Collected data entries
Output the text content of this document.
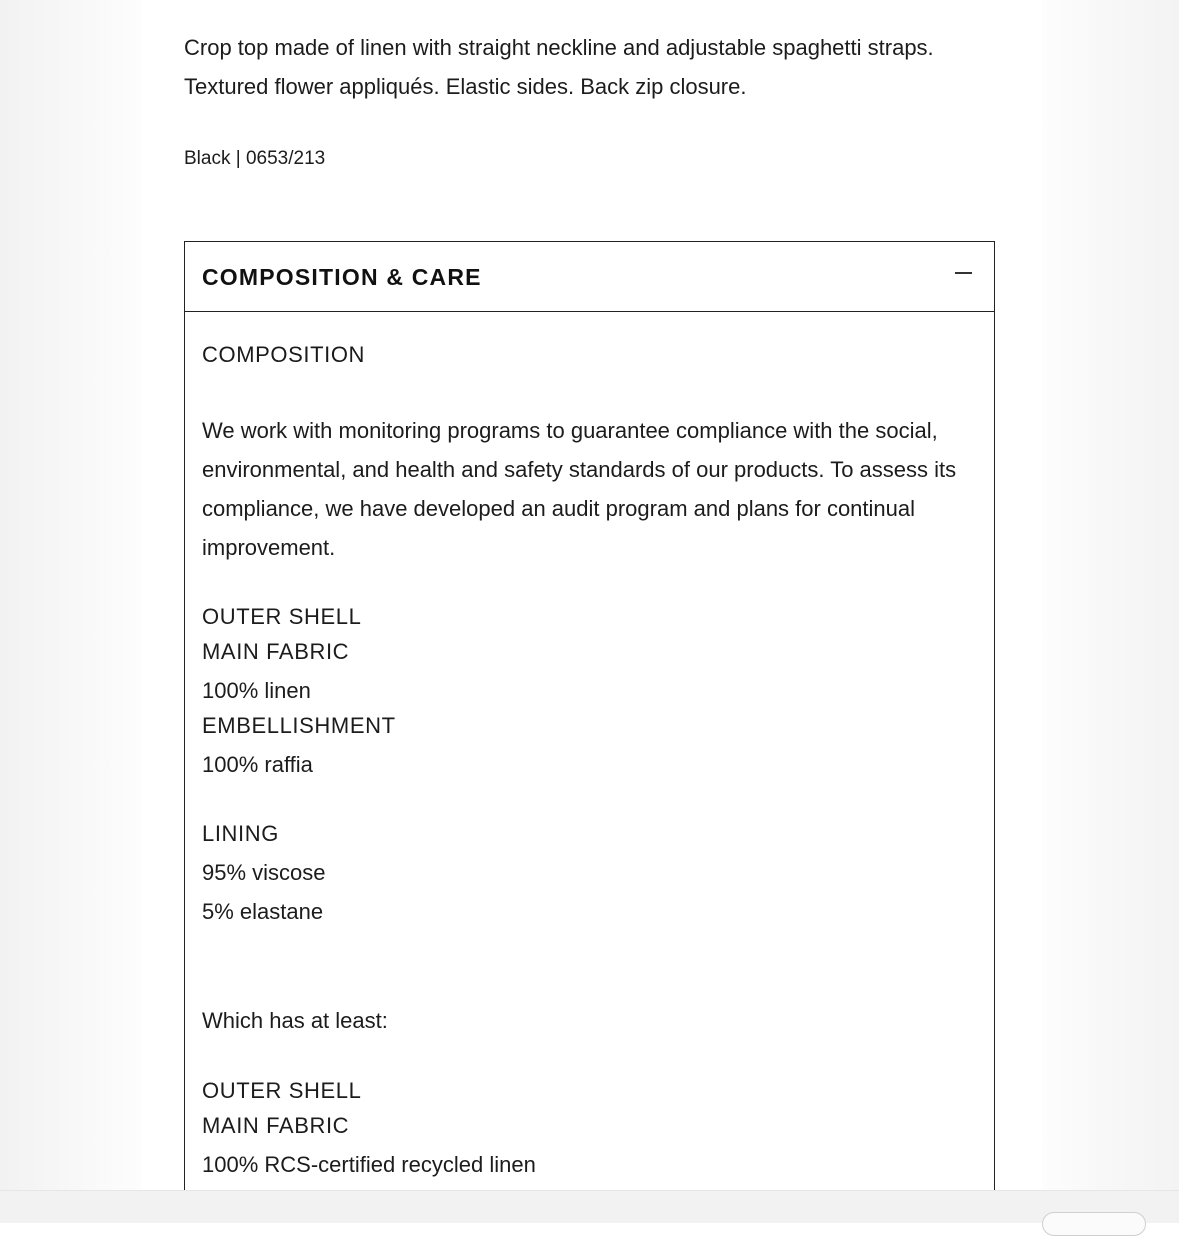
Crop top made of linen with straight neckline and adjustable spaghetti straps. Textured flower appliqués. Elastic sides. Back zip closure.
Black | 0653/213
COMPOSITION & CARE
COMPOSITION
We work with monitoring programs to guarantee compliance with the social, environmental, and health and safety standards of our products. To assess its compliance, we have developed an audit program and plans for continual improvement.
OUTER SHELL
MAIN FABRIC
100% linen
EMBELLISHMENT
100% raffia
LINING
95% viscose
5% elastane
Which has at least:
OUTER SHELL
MAIN FABRIC
100% RCS-certified recycled linen
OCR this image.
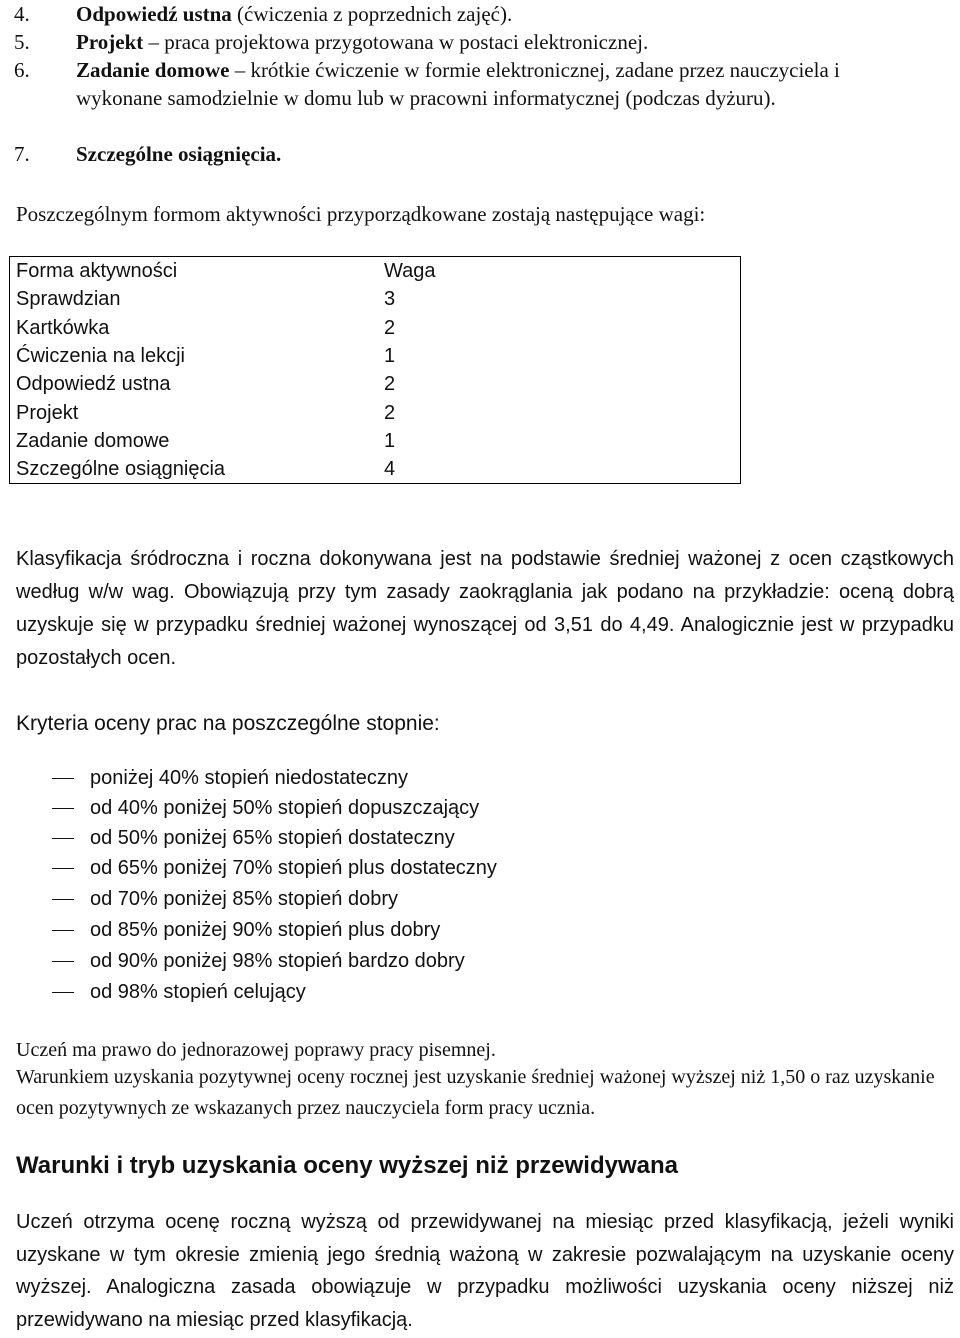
4.	Odpowiedź ustna (ćwiczenia z poprzednich zajęć).
5.	Projekt – praca projektowa przygotowana w postaci elektronicznej.
6.	Zadanie domowe – krótkie ćwiczenie w formie elektronicznej, zadane przez nauczyciela i wykonane samodzielnie w domu lub w pracowni informatycznej (podczas dyżuru).
7.	Szczególne osiągnięcia.
Poszczególnym formom aktywności przyporządkowane zostają następujące wagi:
Forma aktywności	Waga
Sprawdzian	3
Kartkówka	2
Ćwiczenia na lekcji	1
Odpowiedź ustna	2
Projekt	2
Zadanie domowe	1
Szczególne osiągnięcia	4
Klasyfikacja śródroczna i roczna dokonywana jest na podstawie średniej ważonej z ocen cząstkowych według w/w wag. Obowiązują przy tym zasady zaokrąglania jak podano na przykładzie: oceną dobrą uzyskuje się w przypadku średniej ważonej wynoszącej od 3,51 do 4,49. Analogicznie jest w przypadku pozostałych ocen.
Kryteria oceny prac na poszczególne stopnie:
poniżej 40% stopień niedostateczny
od 40% poniżej 50% stopień dopuszczający
od 50% poniżej 65% stopień dostateczny
od 65% poniżej 70% stopień plus dostateczny
od 70% poniżej 85% stopień dobry
od 85% poniżej 90% stopień plus dobry
od 90% poniżej 98% stopień bardzo dobry
od 98% stopień celujący
Uczeń ma prawo do jednorazowej poprawy pracy pisemnej.
Warunkiem uzyskania pozytywnej oceny rocznej jest uzyskanie średniej ważonej wyższej niż 1,50 o raz uzyskanie ocen pozytywnych ze wskazanych przez nauczyciela form pracy ucznia.
Warunki i tryb uzyskania oceny wyższej niż przewidywana
Uczeń otrzyma ocenę roczną wyższą od przewidywanej na miesiąc przed klasyfikacją, jeżeli wyniki uzyskane w tym okresie zmienią jego średnią ważoną w zakresie pozwalającym na uzyskanie oceny wyższej. Analogiczna zasada obowiązuje w przypadku możliwości uzyskania oceny niższej niż przewidywano na miesiąc przed klasyfikacją.
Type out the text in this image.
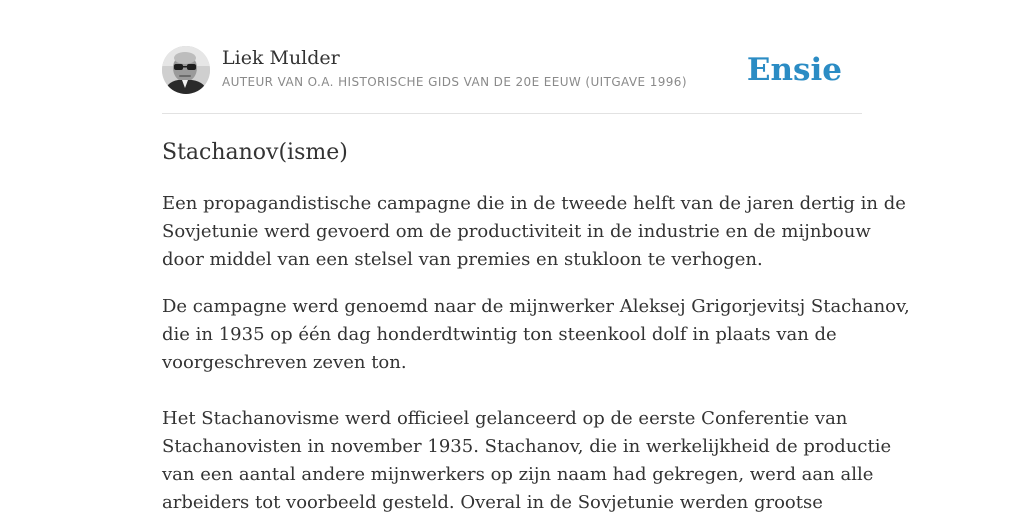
Liek Mulder
AUTEUR VAN O.A. HISTORISCHE GIDS VAN DE 20E EEUW (UITGAVE 1996) Ensie
Stachanov(isme)

Een propagandistische campagne die in de tweede helft van de jaren dertig in de

Sovjetunie werd gevoerd om de productiviteit in de industrie en de mijnbouw

door middel van een stelsel van premies en stukloon te verhogen.

De campagne werd genoemd naar de mijnwerker Aleksej Grigorjevitsj Stachanov,

die in 1935 op één dag honderdtwintig ton steenkool dolf in plaats van de

voorgeschreven zeven ton.

Het Stachanovisme werd officieel gelanceerd op de eerste Conferentie van

Stachanovisten in november 1935. Stachanov, die in werkelijkheid de productie

van een aantal andere mijnwerkers op zijn naam had gekregen, werd aan alle

arbeiders tot voorbeeld gesteld. Overal in de Sovjetunie werden grootse
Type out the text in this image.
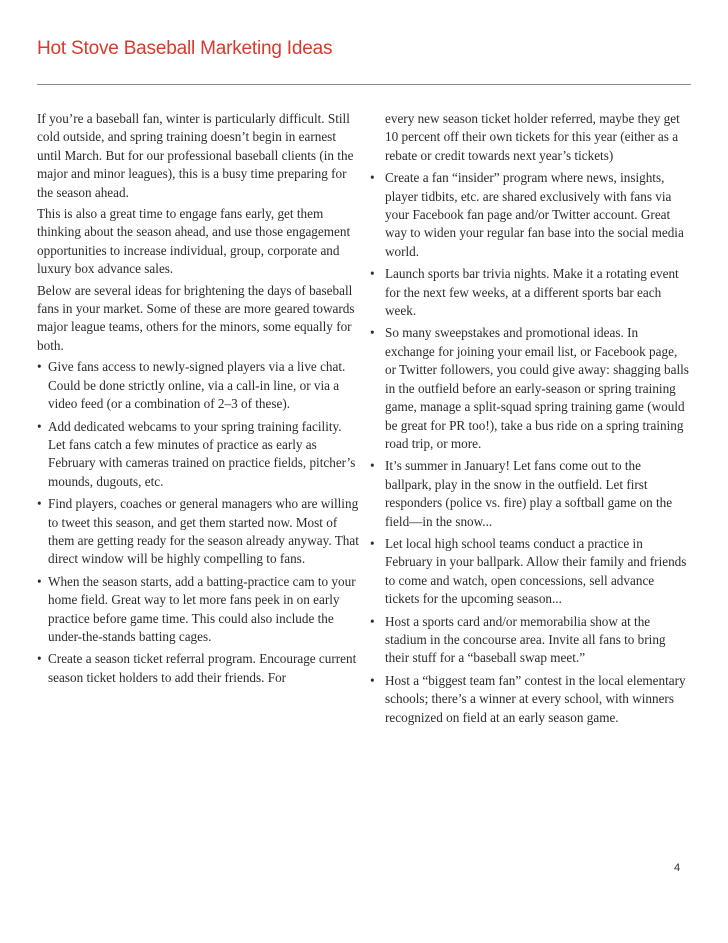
Hot Stove Baseball Marketing Ideas

If you’re a baseball fan, winter is particularly difficult. Still cold outside, and spring training doesn’t begin in earnest until March. But for our professional baseball clients (in the major and minor leagues), this is a busy time preparing for the season ahead.

This is also a great time to engage fans early, get them thinking about the season ahead, and use those engagement opportunities to increase individual, group, corporate and luxury box advance sales.

Below are several ideas for brightening the days of baseball fans in your market. Some of these are more geared towards major league teams, others for the minors, some equally for both.

• Give fans access to newly-signed players via a live chat. Could be done strictly online, via a call-in line, or via a video feed (or a combination of 2–3 of these).
• Add dedicated webcams to your spring training facility. Let fans catch a few minutes of practice as early as February with cameras trained on practice fields, pitcher’s mounds, dugouts, etc.
• Find players, coaches or general managers who are willing to tweet this season, and get them started now. Most of them are getting ready for the season already anyway. That direct window will be highly compelling to fans.
• When the season starts, add a batting-practice cam to your home field. Great way to let more fans peek in on early practice before game time. This could also include the under-the-stands batting cages.
• Create a season ticket referral program. Encourage current season ticket holders to add their friends. For
every new season ticket holder referred, maybe they get 10 percent off their own tickets for this year (either as a rebate or credit towards next year’s tickets)
• Create a fan “insider” program where news, insights, player tidbits, etc. are shared exclusively with fans via your Facebook fan page and/or Twitter account. Great way to widen your regular fan base into the social media world.
• Launch sports bar trivia nights. Make it a rotating event for the next few weeks, at a different sports bar each week.
• So many sweepstakes and promotional ideas. In exchange for joining your email list, or Facebook page, or Twitter followers, you could give away: shagging balls in the outfield before an early-season or spring training game, manage a split-squad spring training game (would be great for PR too!), take a bus ride on a spring training road trip, or more.
• It’s summer in January! Let fans come out to the ballpark, play in the snow in the outfield. Let first responders (police vs. fire) play a softball game on the field—in the snow...
• Let local high school teams conduct a practice in February in your ballpark. Allow their family and friends to come and watch, open concessions, sell advance tickets for the upcoming season...
• Host a sports card and/or memorabilia show at the stadium in the concourse area. Invite all fans to bring their stuff for a “baseball swap meet.”
• Host a “biggest team fan” contest in the local elementary schools; there’s a winner at every school, with winners recognized on field at an early season game.
4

§ **Problem to solve**
Give the entries again without a single change, but with no pictures.

§ **Answer to this problem**
Output the text content of this document.
Crop top made of linen with straight neckline and adjustable spaghetti straps. Textured flower appliqués. Elastic sides. Back zip closure.
Black | 0653/213
COMPOSITION & CARE
COMPOSITION
We work with monitoring programs to guarantee compliance with the social, environmental, and health and safety standards of our products. To assess its compliance, we have developed an audit program and plans for continual improvement.
OUTER SHELL
MAIN FABRIC
100% linen
EMBELLISHMENT
100% raffia
LINING
95% viscose
5% elastane
Which has at least:
OUTER SHELL
MAIN FABRIC
100% RCS-certified recycled linen
OCR this image.
4.	Odpowiedź ustna (ćwiczenia z poprzednich zajęć).
5.	Projekt – praca projektowa przygotowana w postaci elektronicznej.
6.	Zadanie domowe – krótkie ćwiczenie w formie elektronicznej, zadane przez nauczyciela i wykonane samodzielnie w domu lub w pracowni informatycznej (podczas dyżuru).
7.	Szczególne osiągnięcia.
Poszczególnym formom aktywności przyporządkowane zostają następujące wagi:
Forma aktywności	Waga
Sprawdzian	3
Kartkówka	2
Ćwiczenia na lekcji	1
Odpowiedź ustna	2
Projekt	2
Zadanie domowe	1
Szczególne osiągnięcia	4
Klasyfikacja śródroczna i roczna dokonywana jest na podstawie średniej ważonej z ocen cząstkowych według w/w wag. Obowiązują przy tym zasady zaokrąglania jak podano na przykładzie: oceną dobrą uzyskuje się w przypadku średniej ważonej wynoszącej od 3,51 do 4,49. Analogicznie jest w przypadku pozostałych ocen.
Kryteria oceny prac na poszczególne stopnie:
poniżej 40% stopień niedostateczny
od 40% poniżej 50% stopień dopuszczający
od 50% poniżej 65% stopień dostateczny
od 65% poniżej 70% stopień plus dostateczny
od 70% poniżej 85% stopień dobry
od 85% poniżej 90% stopień plus dobry
od 90% poniżej 98% stopień bardzo dobry
od 98% stopień celujący
Uczeń ma prawo do jednorazowej poprawy pracy pisemnej.
Warunkiem uzyskania pozytywnej oceny rocznej jest uzyskanie średniej ważonej wyższej niż 1,50 o raz uzyskanie ocen pozytywnych ze wskazanych przez nauczyciela form pracy ucznia.
Warunki i tryb uzyskania oceny wyższej niż przewidywana
Uczeń otrzyma ocenę roczną wyższą od przewidywanej na miesiąc przed klasyfikacją, jeżeli wyniki uzyskane w tym okresie zmienią jego średnią ważoną w zakresie pozwalającym na uzyskanie oceny wyższej. Analogiczna zasada obowiązuje w przypadku możliwości uzyskania oceny niższej niż przewidywano na miesiąc przed klasyfikacją.
Type out the text in this image.
Liek Mulder
AUTEUR VAN O.A. HISTORISCHE GIDS VAN DE 20E EEUW (UITGAVE 1996) Ensie
Stachanov(isme)

Een propagandistische campagne die in de tweede helft van de jaren dertig in de

Sovjetunie werd gevoerd om de productiviteit in de industrie en de mijnbouw

door middel van een stelsel van premies en stukloon te verhogen.

De campagne werd genoemd naar de mijnwerker Aleksej Grigorjevitsj Stachanov,

die in 1935 op één dag honderdtwintig ton steenkool dolf in plaats van de

voorgeschreven zeven ton.

Het Stachanovisme werd officieel gelanceerd op de eerste Conferentie van

Stachanovisten in november 1935. Stachanov, die in werkelijkheid de productie

van een aantal andere mijnwerkers op zijn naam had gekregen, werd aan alle

arbeiders tot voorbeeld gesteld. Overal in de Sovjetunie werden grootse
Type out the text in this image.
Hot Stove Baseball Marketing Ideas

If you’re a baseball fan, winter is particularly difficult. Still cold outside, and spring training doesn’t begin in earnest until March. But for our professional baseball clients (in the major and minor leagues), this is a busy time preparing for the season ahead.

This is also a great time to engage fans early, get them thinking about the season ahead, and use those engagement opportunities to increase individual, group, corporate and luxury box advance sales.

Below are several ideas for brightening the days of baseball fans in your market. Some of these are more geared towards major league teams, others for the minors, some equally for both.

• Give fans access to newly-signed players via a live chat. Could be done strictly online, via a call-in line, or via a video feed (or a combination of 2–3 of these).
• Add dedicated webcams to your spring training facility. Let fans catch a few minutes of practice as early as February with cameras trained on practice fields, pitcher’s mounds, dugouts, etc.
• Find players, coaches or general managers who are willing to tweet this season, and get them started now. Most of them are getting ready for the season already anyway. That direct window will be highly compelling to fans.
• When the season starts, add a batting-practice cam to your home field. Great way to let more fans peek in on early practice before game time. This could also include the under-the-stands batting cages.
• Create a season ticket referral program. Encourage current season ticket holders to add their friends. For
every new season ticket holder referred, maybe they get 10 percent off their own tickets for this year (either as a rebate or credit towards next year’s tickets)
• Create a fan “insider” program where news, insights, player tidbits, etc. are shared exclusively with fans via your Facebook fan page and/or Twitter account. Great way to widen your regular fan base into the social media world.
• Launch sports bar trivia nights. Make it a rotating event for the next few weeks, at a different sports bar each week.
• So many sweepstakes and promotional ideas. In exchange for joining your email list, or Facebook page, or Twitter followers, you could give away: shagging balls in the outfield before an early-season or spring training game, manage a split-squad spring training game (would be great for PR too!), take a bus ride on a spring training road trip, or more.
• It’s summer in January! Let fans come out to the ballpark, play in the snow in the outfield. Let first responders (police vs. fire) play a softball game on the field—in the snow...
• Let local high school teams conduct a practice in February in your ballpark. Allow their family and friends to come and watch, open concessions, sell advance tickets for the upcoming season...
• Host a sports card and/or memorabilia show at the stadium in the concourse area. Invite all fans to bring their stuff for a “baseball swap meet.”
• Host a “biggest team fan” contest in the local elementary schools; there’s a winner at every school, with winners recognized on field at an early season game.
4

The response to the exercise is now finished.